++++ Entries supplied ++++
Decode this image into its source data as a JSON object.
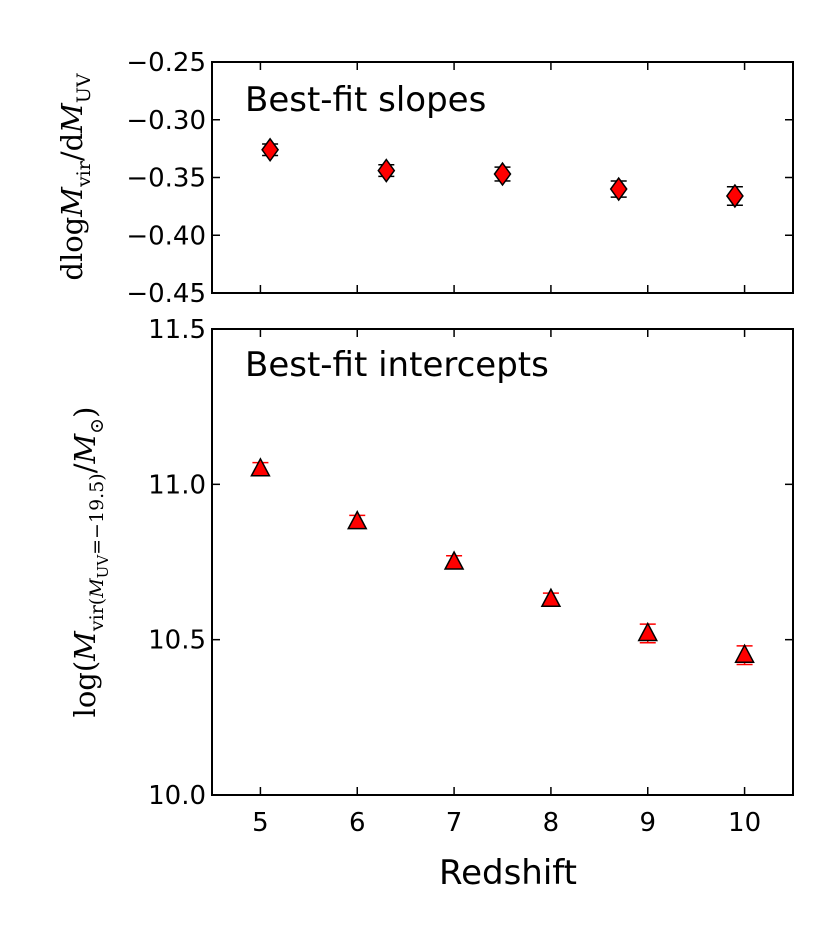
{
  "chart_data": [
    {
      "type": "scatter",
      "title": "",
      "annotation": "Best-fit slopes",
      "xlabel": "",
      "ylabel": "dlogM_vir/dM_UV",
      "xlim": [
        4.5,
        10.5
      ],
      "ylim": [
        -0.45,
        -0.25
      ],
      "yticks": [
        -0.45,
        -0.4,
        -0.35,
        -0.3,
        -0.25
      ],
      "ytick_labels": [
        "−0.45",
        "−0.40",
        "−0.35",
        "−0.30",
        "−0.25"
      ],
      "marker": "diamond",
      "marker_color": "#ff0000",
      "errorbar_color": "#000000",
      "series": [
        {
          "x": [
            5.1,
            6.3,
            7.5,
            8.7,
            9.9
          ],
          "y": [
            -0.326,
            -0.344,
            -0.347,
            -0.36,
            -0.366
          ],
          "yerr": [
            0.005,
            0.005,
            0.006,
            0.007,
            0.008
          ]
        }
      ]
    },
    {
      "type": "scatter",
      "title": "",
      "annotation": "Best-fit intercepts",
      "xlabel": "Redshift",
      "ylabel": "log(M_vir(M_UV=−19.5)/M_⊙)",
      "xlim": [
        4.5,
        10.5
      ],
      "ylim": [
        10.0,
        11.5
      ],
      "xticks": [
        5,
        6,
        7,
        8,
        9,
        10
      ],
      "xtick_labels": [
        "5",
        "6",
        "7",
        "8",
        "9",
        "10"
      ],
      "yticks": [
        10.0,
        10.5,
        11.0,
        11.5
      ],
      "ytick_labels": [
        "10.0",
        "10.5",
        "11.0",
        "11.5"
      ],
      "marker": "triangle",
      "marker_color": "#ff0000",
      "errorbar_color": "#ff0000",
      "series": [
        {
          "x": [
            5,
            6,
            7,
            8,
            9,
            10
          ],
          "y": [
            11.05,
            10.88,
            10.75,
            10.63,
            10.52,
            10.45
          ],
          "yerr": [
            0.02,
            0.02,
            0.02,
            0.02,
            0.03,
            0.03
          ]
        }
      ]
    }
  ]
}
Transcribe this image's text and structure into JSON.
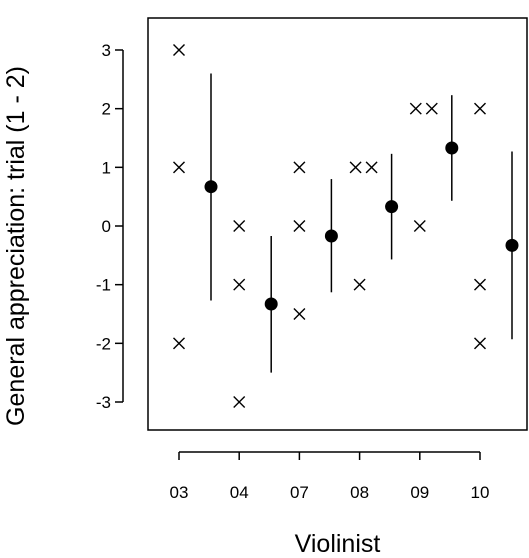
++++
What is needed >>
Search the listing above for the string "into". Copy every line that contains it.

The solution >>
Decode this image into its source data as a JSON object.
Transcribe this image's text and structure into JSON.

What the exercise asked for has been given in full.